+++ Dataset content +++
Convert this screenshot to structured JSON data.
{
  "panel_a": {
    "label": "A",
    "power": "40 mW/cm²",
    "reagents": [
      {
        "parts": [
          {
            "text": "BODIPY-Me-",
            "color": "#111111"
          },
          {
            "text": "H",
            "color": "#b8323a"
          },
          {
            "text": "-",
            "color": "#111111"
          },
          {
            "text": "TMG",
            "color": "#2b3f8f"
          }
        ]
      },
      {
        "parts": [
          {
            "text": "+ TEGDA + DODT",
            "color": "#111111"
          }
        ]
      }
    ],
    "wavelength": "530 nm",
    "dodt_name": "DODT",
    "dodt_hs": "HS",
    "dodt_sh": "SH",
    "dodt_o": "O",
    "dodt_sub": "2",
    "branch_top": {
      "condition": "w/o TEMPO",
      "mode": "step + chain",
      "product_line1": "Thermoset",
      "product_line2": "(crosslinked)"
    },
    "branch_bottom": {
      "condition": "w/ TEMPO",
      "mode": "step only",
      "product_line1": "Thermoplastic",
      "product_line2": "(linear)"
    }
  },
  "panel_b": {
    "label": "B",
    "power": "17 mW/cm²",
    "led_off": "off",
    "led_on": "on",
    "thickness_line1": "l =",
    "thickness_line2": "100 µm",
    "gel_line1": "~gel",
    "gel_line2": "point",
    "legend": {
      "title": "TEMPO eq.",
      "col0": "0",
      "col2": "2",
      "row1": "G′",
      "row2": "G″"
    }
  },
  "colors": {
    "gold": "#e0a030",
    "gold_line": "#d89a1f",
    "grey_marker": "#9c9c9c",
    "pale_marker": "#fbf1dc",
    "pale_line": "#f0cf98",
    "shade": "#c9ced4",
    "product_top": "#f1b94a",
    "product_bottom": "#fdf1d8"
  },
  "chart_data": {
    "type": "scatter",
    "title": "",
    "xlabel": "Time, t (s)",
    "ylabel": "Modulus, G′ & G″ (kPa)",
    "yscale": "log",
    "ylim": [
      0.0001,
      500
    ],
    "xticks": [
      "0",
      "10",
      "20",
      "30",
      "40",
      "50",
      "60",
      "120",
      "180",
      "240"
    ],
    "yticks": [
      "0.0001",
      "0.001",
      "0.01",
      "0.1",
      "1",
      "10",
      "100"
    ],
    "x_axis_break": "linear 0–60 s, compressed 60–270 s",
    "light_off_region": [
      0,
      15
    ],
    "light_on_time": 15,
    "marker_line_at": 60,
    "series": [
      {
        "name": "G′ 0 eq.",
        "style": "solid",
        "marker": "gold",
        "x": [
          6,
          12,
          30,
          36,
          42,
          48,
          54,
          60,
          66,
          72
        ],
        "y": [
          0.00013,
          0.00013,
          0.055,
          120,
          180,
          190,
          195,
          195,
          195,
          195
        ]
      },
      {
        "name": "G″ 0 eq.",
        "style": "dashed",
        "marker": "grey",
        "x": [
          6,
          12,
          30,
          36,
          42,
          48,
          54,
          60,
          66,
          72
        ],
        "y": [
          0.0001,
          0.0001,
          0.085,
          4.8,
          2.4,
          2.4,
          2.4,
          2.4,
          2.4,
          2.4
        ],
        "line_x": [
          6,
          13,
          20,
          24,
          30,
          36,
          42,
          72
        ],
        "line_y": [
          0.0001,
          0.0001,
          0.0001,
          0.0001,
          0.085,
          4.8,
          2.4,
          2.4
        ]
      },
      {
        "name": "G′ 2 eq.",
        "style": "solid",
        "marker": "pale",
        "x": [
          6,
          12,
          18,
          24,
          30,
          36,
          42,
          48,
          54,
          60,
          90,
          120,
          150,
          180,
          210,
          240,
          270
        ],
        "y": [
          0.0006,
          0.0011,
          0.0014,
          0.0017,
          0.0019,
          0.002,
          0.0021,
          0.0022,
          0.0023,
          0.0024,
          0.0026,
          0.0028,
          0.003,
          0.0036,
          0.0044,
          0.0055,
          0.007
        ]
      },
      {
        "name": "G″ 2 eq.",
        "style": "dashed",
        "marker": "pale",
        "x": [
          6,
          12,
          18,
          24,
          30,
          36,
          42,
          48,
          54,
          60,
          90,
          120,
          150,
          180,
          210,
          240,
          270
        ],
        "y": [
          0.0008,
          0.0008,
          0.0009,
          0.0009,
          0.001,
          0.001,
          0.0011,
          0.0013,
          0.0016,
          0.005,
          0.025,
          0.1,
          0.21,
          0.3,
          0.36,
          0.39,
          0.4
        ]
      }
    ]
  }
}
+++
+++ Dataset content +++
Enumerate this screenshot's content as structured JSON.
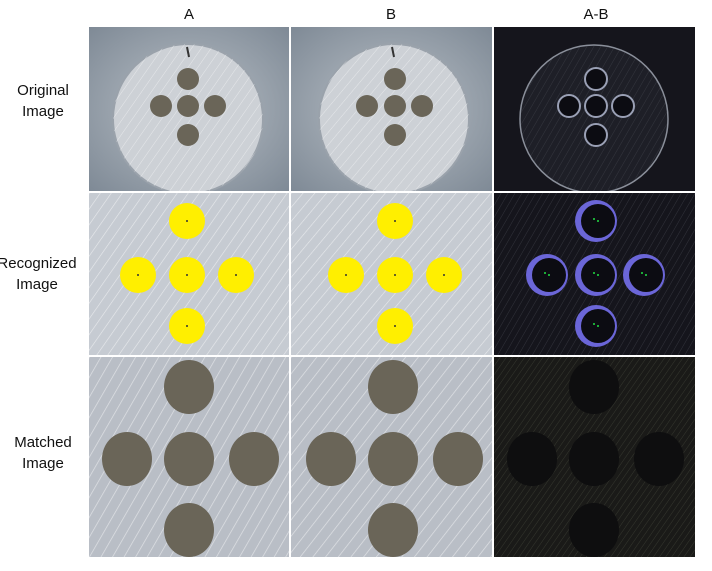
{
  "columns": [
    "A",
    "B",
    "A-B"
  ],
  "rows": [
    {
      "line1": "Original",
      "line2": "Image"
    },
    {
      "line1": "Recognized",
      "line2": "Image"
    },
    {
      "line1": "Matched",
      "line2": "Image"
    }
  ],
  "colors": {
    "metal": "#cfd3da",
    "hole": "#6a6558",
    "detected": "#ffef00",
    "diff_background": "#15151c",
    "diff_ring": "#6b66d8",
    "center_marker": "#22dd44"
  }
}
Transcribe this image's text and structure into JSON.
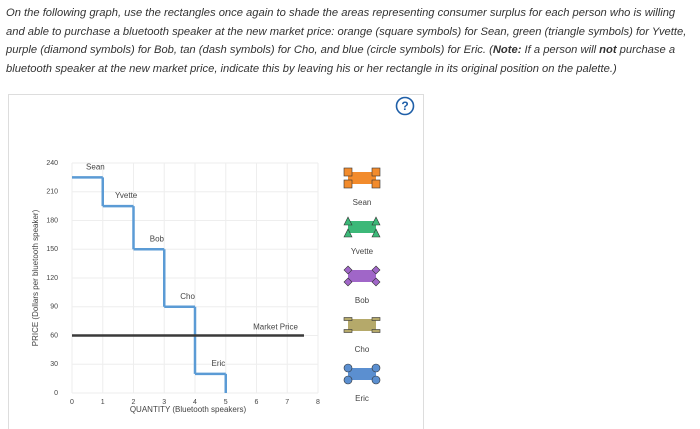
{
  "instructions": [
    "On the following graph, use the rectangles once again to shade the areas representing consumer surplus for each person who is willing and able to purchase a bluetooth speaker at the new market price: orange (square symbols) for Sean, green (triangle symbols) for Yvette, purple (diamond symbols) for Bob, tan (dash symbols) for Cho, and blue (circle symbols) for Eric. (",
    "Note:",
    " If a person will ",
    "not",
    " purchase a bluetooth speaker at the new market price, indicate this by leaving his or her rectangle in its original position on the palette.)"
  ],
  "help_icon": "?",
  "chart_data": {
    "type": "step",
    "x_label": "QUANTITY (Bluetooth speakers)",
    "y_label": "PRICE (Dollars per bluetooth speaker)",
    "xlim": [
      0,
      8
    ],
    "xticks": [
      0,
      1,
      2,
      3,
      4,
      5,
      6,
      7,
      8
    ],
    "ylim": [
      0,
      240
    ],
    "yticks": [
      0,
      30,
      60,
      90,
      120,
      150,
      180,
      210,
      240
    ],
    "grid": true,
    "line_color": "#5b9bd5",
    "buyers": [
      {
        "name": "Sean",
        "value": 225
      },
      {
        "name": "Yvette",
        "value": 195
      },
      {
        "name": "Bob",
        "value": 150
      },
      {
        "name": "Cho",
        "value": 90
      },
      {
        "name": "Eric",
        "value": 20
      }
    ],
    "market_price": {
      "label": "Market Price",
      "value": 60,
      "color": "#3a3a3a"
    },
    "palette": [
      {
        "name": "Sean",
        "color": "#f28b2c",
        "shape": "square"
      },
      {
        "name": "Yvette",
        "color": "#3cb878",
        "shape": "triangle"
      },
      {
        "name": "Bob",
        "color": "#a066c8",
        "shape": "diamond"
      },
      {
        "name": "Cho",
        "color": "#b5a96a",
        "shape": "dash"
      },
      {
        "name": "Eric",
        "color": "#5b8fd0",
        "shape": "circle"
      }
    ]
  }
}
+++
§ **Problem statement**
Identify the lines above that contain the word "linear", then copy them.

§ **Complete output**
      "product_line2": "(linear)"
    "x_axis_break": "linear 0–60 s, compressed 60–270 s",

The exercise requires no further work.